AIM OF THE TASK
Determine how many lines contain the string "Manzana", then reply with that figure only.

-- -- --

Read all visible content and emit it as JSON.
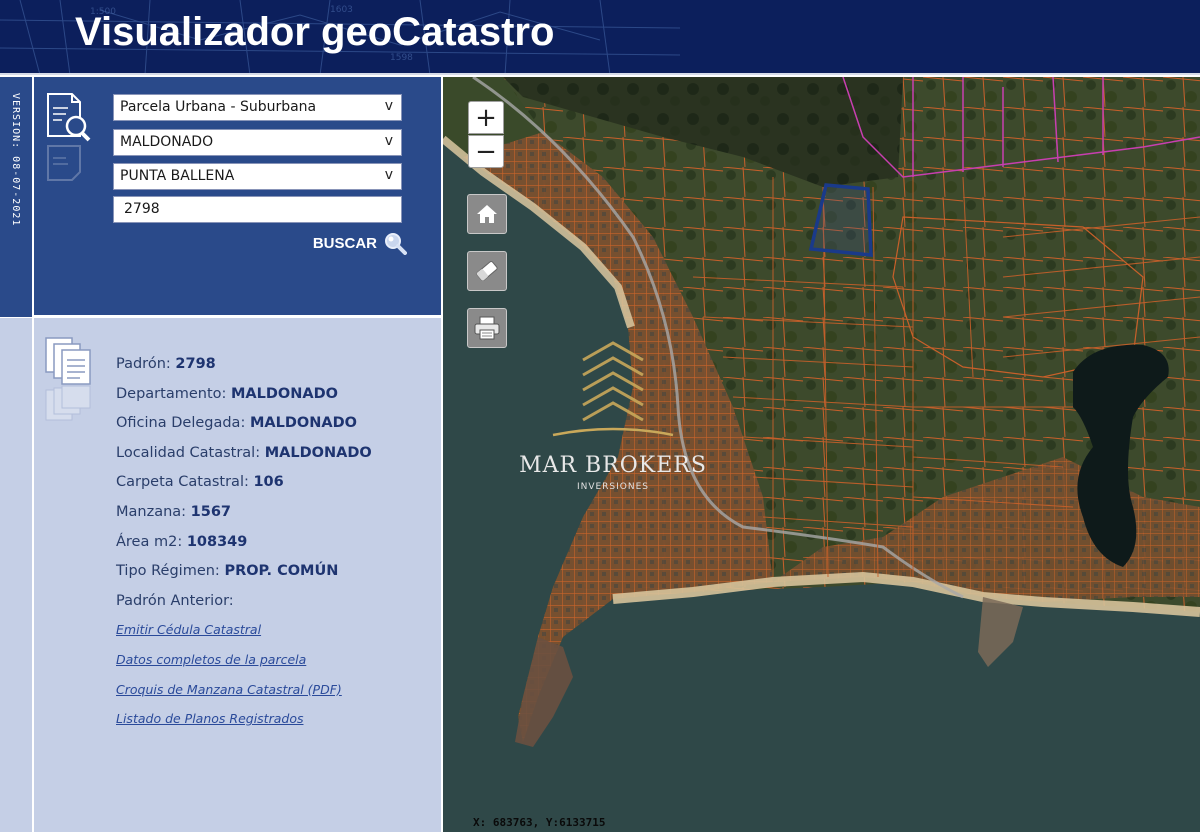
{
  "header": {
    "title": "Visualizador geoCatastro"
  },
  "version": "VERSION: 08-07-2021",
  "search": {
    "parcel_type": "Parcela Urbana - Suburbana",
    "department": "MALDONADO",
    "locality": "PUNTA BALLENA",
    "padron_value": "2798",
    "button_label": "BUSCAR"
  },
  "info": {
    "rows": [
      {
        "label": "Padrón: ",
        "value": "2798"
      },
      {
        "label": "Departamento: ",
        "value": "MALDONADO"
      },
      {
        "label": "Oficina Delegada: ",
        "value": "MALDONADO"
      },
      {
        "label": "Localidad Catastral: ",
        "value": "MALDONADO"
      },
      {
        "label": "Carpeta Catastral: ",
        "value": "106"
      },
      {
        "label": "Manzana: ",
        "value": "1567"
      },
      {
        "label": "Área m2: ",
        "value": "108349"
      },
      {
        "label": "Tipo Régimen: ",
        "value": "PROP. COMÚN"
      },
      {
        "label": "Padrón Anterior:",
        "value": ""
      }
    ],
    "links": [
      "Emitir Cédula Catastral",
      "Datos completos de la parcela",
      "Croquis de Manzana Catastral (PDF)",
      "Listado de Planos Registrados"
    ]
  },
  "map": {
    "zoom_in": "+",
    "zoom_out": "−",
    "coordinates": "X: 683763, Y:6133715",
    "watermark": "MAR  BROKERS",
    "watermark_sub": "INVERSIONES",
    "icons": [
      "home-icon",
      "eraser-icon",
      "printer-icon"
    ]
  },
  "colors": {
    "header_bg": "#0c1f5c",
    "panel_bg": "#2a4a8a",
    "info_bg": "#c5cfe6",
    "parcel_lines": "#c8602a",
    "highlight_parcel": "#1a3a8a"
  }
}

-- -- --

ANSWER TO THE EXERCISE
2